──────── Record excerpts ────────

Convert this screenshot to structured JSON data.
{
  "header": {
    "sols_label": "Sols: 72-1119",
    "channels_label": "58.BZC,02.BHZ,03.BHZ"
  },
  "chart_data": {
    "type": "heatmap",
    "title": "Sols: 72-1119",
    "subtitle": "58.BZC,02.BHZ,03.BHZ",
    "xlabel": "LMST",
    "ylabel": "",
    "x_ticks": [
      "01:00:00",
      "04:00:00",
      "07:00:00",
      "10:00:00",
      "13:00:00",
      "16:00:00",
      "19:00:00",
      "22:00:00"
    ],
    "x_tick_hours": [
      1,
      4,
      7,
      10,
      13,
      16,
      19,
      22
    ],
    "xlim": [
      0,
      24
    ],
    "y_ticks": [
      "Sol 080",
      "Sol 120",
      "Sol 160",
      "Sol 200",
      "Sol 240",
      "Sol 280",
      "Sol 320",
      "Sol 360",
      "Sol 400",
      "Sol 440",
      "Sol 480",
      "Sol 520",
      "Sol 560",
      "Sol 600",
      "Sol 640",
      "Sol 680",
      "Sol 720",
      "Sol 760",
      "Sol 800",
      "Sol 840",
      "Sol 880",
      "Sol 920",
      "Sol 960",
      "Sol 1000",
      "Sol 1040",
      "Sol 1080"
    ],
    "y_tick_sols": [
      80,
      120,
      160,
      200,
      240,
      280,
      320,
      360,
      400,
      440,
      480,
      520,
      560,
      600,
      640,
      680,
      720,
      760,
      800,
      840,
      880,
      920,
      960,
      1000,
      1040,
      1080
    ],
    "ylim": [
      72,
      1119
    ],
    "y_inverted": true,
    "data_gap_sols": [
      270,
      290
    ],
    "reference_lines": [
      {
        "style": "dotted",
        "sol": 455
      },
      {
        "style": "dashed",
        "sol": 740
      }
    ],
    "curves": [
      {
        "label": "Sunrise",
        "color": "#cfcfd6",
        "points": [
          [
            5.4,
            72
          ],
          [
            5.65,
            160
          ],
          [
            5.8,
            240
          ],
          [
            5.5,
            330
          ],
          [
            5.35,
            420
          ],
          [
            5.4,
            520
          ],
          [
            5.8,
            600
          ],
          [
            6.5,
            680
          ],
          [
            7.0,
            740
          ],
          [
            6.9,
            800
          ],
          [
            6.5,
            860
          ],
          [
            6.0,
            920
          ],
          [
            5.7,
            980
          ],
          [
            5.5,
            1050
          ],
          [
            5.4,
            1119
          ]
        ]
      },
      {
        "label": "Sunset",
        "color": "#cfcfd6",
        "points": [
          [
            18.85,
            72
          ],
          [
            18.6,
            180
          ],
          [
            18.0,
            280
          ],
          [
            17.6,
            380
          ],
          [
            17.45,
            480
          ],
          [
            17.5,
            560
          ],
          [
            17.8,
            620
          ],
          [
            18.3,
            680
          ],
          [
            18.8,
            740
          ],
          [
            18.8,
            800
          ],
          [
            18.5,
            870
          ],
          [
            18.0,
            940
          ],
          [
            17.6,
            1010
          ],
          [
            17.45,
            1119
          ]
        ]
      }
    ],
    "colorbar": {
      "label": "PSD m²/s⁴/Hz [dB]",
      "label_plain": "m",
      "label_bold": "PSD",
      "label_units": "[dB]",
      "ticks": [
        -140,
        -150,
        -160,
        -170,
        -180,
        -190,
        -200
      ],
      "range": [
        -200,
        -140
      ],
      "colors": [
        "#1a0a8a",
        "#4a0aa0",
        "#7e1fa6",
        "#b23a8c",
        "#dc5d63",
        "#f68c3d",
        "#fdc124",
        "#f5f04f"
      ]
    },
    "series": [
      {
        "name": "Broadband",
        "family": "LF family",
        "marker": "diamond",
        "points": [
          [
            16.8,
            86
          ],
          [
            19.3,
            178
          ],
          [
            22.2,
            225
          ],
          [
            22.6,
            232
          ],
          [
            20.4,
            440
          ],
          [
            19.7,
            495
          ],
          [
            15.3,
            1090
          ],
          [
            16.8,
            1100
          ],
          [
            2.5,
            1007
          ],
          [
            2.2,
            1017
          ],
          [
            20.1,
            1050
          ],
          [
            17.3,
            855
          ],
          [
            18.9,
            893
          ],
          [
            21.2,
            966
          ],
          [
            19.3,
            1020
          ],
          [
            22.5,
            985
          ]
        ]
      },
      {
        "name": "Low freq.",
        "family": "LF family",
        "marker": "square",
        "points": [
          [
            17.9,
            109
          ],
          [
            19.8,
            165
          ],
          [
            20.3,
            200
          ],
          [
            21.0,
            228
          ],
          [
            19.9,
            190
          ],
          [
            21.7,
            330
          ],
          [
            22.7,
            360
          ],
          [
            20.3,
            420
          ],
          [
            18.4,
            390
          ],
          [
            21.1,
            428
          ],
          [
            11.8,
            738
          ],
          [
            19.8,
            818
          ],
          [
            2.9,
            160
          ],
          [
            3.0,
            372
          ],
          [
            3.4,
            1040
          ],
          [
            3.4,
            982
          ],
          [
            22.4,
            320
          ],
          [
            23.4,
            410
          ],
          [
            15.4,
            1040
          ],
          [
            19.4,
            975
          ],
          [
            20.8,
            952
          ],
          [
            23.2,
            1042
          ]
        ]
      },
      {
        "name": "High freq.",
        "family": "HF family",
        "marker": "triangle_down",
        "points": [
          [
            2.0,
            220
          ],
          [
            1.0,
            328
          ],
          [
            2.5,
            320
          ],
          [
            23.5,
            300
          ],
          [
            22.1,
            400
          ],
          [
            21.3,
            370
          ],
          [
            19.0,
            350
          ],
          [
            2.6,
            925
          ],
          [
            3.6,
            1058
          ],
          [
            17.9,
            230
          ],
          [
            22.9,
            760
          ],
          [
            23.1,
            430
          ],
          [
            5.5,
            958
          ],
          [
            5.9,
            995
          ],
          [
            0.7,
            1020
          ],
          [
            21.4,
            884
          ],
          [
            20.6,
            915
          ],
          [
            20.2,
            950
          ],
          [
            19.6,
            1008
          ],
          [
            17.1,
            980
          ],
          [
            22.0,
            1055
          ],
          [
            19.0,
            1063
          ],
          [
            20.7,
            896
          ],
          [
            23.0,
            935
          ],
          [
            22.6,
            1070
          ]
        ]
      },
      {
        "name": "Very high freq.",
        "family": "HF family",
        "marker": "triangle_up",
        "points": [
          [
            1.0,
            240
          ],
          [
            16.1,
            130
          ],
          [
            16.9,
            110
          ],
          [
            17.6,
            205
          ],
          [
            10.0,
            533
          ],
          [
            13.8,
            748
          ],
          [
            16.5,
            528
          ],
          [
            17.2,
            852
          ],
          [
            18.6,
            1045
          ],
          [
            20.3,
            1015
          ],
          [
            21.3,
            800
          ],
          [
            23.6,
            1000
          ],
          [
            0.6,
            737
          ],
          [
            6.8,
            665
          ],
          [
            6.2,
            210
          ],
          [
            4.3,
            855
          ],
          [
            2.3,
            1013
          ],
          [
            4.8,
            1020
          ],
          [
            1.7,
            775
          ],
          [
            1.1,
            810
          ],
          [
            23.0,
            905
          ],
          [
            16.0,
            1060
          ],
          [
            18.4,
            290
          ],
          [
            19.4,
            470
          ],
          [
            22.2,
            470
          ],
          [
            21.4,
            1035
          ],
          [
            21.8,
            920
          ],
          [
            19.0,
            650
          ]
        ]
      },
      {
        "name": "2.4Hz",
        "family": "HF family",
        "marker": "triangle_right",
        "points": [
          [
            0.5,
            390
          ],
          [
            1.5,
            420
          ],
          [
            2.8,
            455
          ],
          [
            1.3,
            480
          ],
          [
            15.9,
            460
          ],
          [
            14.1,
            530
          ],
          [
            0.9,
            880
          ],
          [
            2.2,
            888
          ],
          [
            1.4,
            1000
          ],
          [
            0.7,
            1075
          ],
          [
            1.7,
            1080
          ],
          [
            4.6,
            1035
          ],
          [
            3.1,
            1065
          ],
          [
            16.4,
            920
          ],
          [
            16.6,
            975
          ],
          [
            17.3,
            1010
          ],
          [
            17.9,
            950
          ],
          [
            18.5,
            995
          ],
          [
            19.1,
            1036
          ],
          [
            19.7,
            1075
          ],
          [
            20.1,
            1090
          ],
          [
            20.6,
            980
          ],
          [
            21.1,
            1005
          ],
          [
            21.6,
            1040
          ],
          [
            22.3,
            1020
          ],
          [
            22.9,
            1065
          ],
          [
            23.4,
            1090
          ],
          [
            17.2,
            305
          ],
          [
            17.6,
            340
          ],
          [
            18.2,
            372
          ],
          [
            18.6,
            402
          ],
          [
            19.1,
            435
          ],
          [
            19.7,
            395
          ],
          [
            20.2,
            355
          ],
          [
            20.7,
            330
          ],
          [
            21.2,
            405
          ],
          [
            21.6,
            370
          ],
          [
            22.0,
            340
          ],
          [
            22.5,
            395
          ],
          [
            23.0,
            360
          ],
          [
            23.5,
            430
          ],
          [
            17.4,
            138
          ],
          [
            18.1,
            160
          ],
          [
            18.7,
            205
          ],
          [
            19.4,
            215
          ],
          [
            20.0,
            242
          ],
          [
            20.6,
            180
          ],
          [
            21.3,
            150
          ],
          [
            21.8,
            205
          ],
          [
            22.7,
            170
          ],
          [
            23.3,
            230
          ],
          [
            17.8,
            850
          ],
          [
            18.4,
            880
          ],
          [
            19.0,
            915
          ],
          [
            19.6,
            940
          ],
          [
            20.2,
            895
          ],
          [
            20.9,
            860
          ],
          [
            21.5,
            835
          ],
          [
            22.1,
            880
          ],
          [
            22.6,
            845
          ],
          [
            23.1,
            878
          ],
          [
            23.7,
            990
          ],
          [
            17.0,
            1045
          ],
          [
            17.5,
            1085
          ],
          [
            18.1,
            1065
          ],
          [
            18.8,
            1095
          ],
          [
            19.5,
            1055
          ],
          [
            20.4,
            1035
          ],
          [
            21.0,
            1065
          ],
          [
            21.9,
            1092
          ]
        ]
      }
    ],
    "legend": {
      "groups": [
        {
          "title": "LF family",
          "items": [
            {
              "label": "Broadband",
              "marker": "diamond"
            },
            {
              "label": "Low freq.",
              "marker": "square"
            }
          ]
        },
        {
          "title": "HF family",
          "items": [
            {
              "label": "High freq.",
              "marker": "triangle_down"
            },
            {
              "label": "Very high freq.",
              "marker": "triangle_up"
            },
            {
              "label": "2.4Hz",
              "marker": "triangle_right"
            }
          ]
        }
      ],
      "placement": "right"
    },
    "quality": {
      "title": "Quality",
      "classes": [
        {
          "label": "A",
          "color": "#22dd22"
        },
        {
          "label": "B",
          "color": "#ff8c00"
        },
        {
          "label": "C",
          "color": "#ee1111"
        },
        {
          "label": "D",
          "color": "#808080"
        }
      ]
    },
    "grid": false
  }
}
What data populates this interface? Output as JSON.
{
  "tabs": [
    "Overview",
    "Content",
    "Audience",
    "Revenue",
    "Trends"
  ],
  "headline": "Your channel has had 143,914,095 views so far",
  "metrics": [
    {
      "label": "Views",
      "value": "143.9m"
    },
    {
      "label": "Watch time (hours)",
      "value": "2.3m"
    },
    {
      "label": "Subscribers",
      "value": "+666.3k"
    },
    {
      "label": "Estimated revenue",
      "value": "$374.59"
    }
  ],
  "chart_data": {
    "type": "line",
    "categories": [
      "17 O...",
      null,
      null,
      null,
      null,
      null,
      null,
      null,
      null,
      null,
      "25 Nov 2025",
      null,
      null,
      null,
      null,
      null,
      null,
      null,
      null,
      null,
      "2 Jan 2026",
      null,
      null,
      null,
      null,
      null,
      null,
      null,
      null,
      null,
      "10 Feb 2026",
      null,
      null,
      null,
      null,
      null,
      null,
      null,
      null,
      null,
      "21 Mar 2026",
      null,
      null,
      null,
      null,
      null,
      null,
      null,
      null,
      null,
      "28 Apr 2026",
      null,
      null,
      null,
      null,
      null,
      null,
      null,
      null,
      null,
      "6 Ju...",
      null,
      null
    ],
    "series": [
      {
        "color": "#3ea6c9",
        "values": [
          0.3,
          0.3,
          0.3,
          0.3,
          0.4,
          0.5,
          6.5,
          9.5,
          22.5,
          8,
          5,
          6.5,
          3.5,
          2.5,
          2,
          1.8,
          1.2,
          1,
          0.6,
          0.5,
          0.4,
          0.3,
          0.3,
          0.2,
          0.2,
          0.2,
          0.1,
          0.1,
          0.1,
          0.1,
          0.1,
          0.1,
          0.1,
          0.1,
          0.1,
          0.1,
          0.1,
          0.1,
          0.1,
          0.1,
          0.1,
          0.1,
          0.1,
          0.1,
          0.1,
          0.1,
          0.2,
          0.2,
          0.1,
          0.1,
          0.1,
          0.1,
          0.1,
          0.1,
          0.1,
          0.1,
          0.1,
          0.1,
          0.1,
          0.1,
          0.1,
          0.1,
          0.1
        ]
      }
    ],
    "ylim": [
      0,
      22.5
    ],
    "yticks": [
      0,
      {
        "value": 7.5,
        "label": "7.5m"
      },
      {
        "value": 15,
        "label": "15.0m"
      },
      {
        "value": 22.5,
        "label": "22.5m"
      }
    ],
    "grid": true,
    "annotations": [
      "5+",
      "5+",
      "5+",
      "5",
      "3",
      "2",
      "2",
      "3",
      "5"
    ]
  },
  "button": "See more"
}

────────

**Given task**
Report all lines of the data above that include the string "Very".

**Answer to this task**
        "name": "Very high freq.",
              "label": "Very high freq.",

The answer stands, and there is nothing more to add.